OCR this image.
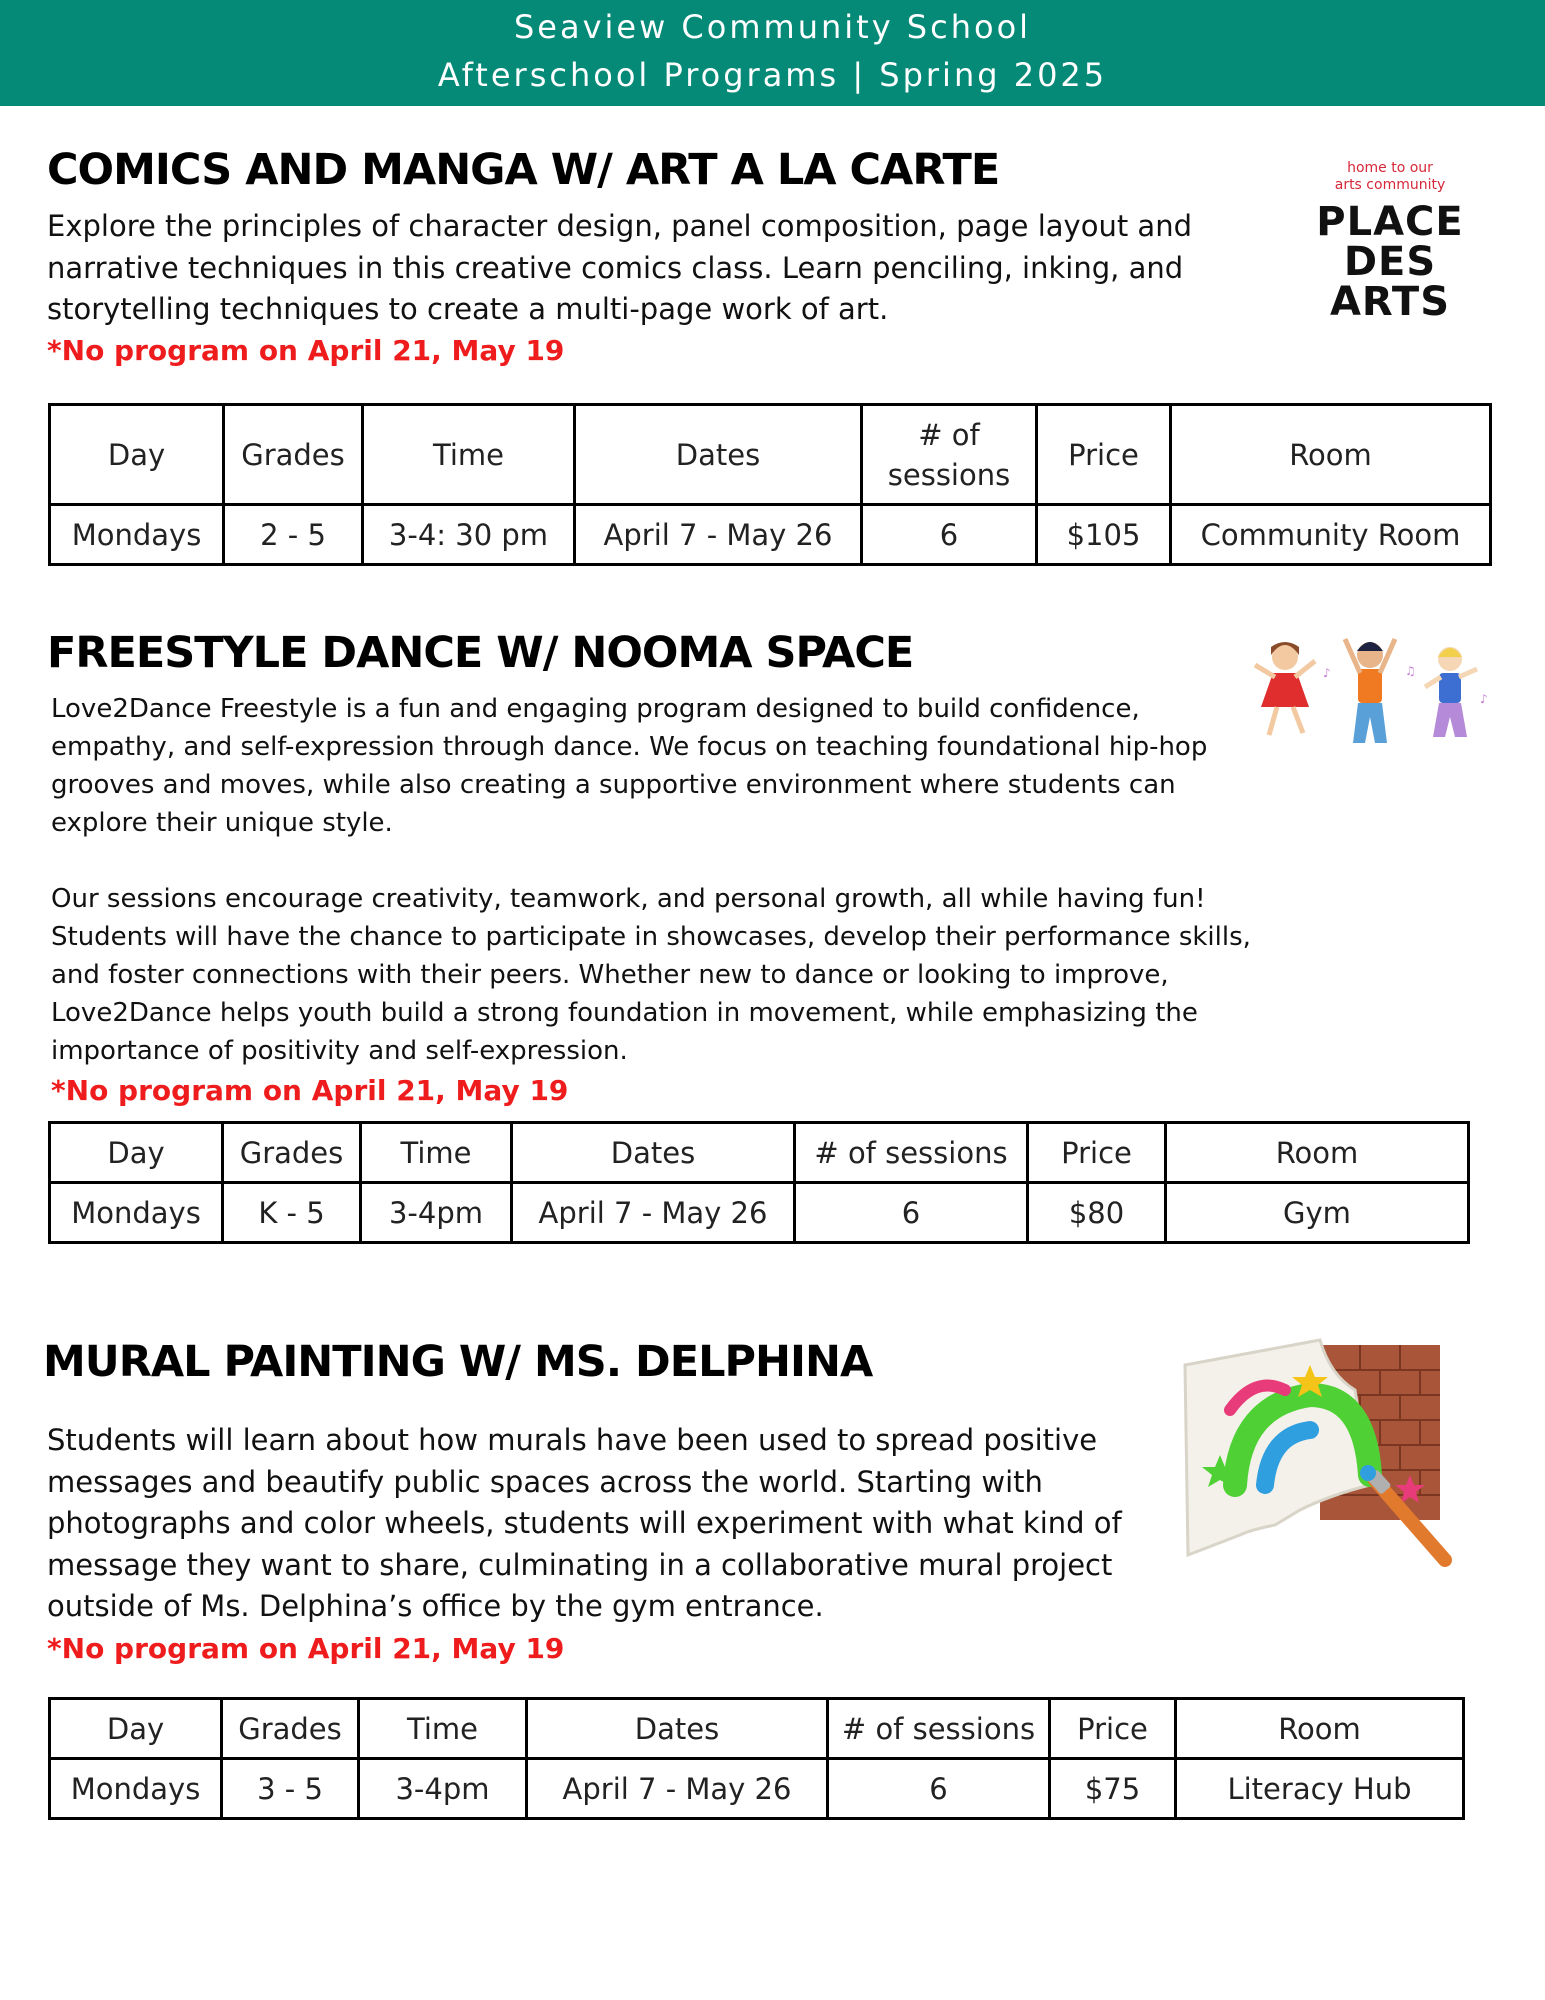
Seaview Community School
Afterschool Programs | Spring 2025
COMICS AND MANGA W/ ART A LA CARTE

Explore the principles of character design, panel composition, page layout and narrative techniques in this creative comics class. Learn penciling, inking, and storytelling techniques to create a multi-page work of art.

*No program on April 21, May 19
home to our
arts community
PLACE
DES
ARTS
Day	Grades	Time	Dates	# of sessions	Price	Room
Mondays	2 - 5	3-4: 30 pm	April 7 - May 26	6	$105	Community Room
FREESTYLE DANCE W/ NOOMA SPACE

Love2Dance Freestyle is a fun and engaging program designed to build confidence, empathy, and self-expression through dance. We focus on teaching foundational hip-hop grooves and moves, while also creating a supportive environment where students can explore their unique style.

Our sessions encourage creativity, teamwork, and personal growth, all while having fun! Students will have the chance to participate in showcases, develop their performance skills, and foster connections with their peers. Whether new to dance or looking to improve, Love2Dance helps youth build a strong foundation in movement, while emphasizing the importance of positivity and self-expression.

*No program on April 21, May 19
♪	♫
♪
Day	Grades	Time	Dates	# of sessions	Price	Room
Mondays	K - 5	3-4pm	April 7 - May 26	6	$80	Gym
MURAL PAINTING W/ MS. DELPHINA

Students will learn about how murals have been used to spread positive messages and beautify public spaces across the world. Starting with photographs and color wheels, students will experiment with what kind of message they want to share, culminating in a collaborative mural project outside of Ms. Delphina’s office by the gym entrance.

*No program on April 21, May 19
Day	Grades	Time	Dates	# of sessions	Price	Room
Mondays	3 - 5	3-4pm	April 7 - May 26	6	$75	Literacy Hub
---
What you will do - Drop the images and repeat the data exactly.

Expected answer -
OCR this image.
Seaview Community School
Afterschool Programs | Spring 2025
COMICS AND MANGA W/ ART A LA CARTE

Explore the principles of character design, panel composition, page layout and narrative techniques in this creative comics class. Learn penciling, inking, and storytelling techniques to create a multi-page work of art.

*No program on April 21, May 19
home to our
arts community
PLACE
DES
ARTS
Day	Grades	Time	Dates	# of sessions	Price	Room
Mondays	2 - 5	3-4: 30 pm	April 7 - May 26	6	$105	Community Room
FREESTYLE DANCE W/ NOOMA SPACE

Love2Dance Freestyle is a fun and engaging program designed to build confidence, empathy, and self-expression through dance. We focus on teaching foundational hip-hop grooves and moves, while also creating a supportive environment where students can explore their unique style.

Our sessions encourage creativity, teamwork, and personal growth, all while having fun! Students will have the chance to participate in showcases, develop their performance skills, and foster connections with their peers. Whether new to dance or looking to improve, Love2Dance helps youth build a strong foundation in movement, while emphasizing the importance of positivity and self-expression.

*No program on April 21, May 19
♪	♫
♪
Day	Grades	Time	Dates	# of sessions	Price	Room
Mondays	K - 5	3-4pm	April 7 - May 26	6	$80	Gym
MURAL PAINTING W/ MS. DELPHINA

Students will learn about how murals have been used to spread positive messages and beautify public spaces across the world. Starting with photographs and color wheels, students will experiment with what kind of message they want to share, culminating in a collaborative mural project outside of Ms. Delphina’s office by the gym entrance.

*No program on April 21, May 19
Day	Grades	Time	Dates	# of sessions	Price	Room
Mondays	3 - 5	3-4pm	April 7 - May 26	6	$75	Literacy Hub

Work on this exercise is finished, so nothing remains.